→ THE PROBLEM: Copy every record word for word.

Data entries
************

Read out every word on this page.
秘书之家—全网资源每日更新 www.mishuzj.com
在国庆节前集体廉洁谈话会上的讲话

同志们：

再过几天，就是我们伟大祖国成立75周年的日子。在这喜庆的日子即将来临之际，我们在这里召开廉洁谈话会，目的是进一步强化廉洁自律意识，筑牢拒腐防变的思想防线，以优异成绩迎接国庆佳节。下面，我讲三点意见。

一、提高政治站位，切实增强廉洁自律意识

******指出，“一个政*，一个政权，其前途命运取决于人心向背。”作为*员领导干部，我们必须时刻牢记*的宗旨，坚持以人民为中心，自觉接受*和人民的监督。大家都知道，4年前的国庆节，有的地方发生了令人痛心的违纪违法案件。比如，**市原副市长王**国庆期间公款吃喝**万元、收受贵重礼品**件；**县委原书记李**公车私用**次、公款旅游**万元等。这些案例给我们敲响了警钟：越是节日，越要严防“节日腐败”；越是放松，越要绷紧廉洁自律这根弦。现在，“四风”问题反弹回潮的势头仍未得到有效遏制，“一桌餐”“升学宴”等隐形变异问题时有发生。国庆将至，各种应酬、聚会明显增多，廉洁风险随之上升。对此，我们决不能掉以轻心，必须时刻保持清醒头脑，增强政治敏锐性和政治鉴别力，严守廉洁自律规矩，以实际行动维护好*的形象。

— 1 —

************

→ REPLY:
Read out every word on this page.
秘书之家—全网资源每日更新 www.mishuzj.com
在国庆节前集体廉洁谈话会上的讲话

同志们：

再过几天，就是我们伟大祖国成立75周年的日子。在这喜庆的日子即将来临之际，我们在这里召开廉洁谈话会，目的是进一步强化廉洁自律意识，筑牢拒腐防变的思想防线，以优异成绩迎接国庆佳节。下面，我讲三点意见。

一、提高政治站位，切实增强廉洁自律意识

******指出，“一个政*，一个政权，其前途命运取决于人心向背。”作为*员领导干部，我们必须时刻牢记*的宗旨，坚持以人民为中心，自觉接受*和人民的监督。大家都知道，4年前的国庆节，有的地方发生了令人痛心的违纪违法案件。比如，**市原副市长王**国庆期间公款吃喝**万元、收受贵重礼品**件；**县委原书记李**公车私用**次、公款旅游**万元等。这些案例给我们敲响了警钟：越是节日，越要严防“节日腐败”；越是放松，越要绷紧廉洁自律这根弦。现在，“四风”问题反弹回潮的势头仍未得到有效遏制，“一桌餐”“升学宴”等隐形变异问题时有发生。国庆将至，各种应酬、聚会明显增多，廉洁风险随之上升。对此，我们决不能掉以轻心，必须时刻保持清醒头脑，增强政治敏锐性和政治鉴别力，严守廉洁自律规矩，以实际行动维护好*的形象。

— 1 —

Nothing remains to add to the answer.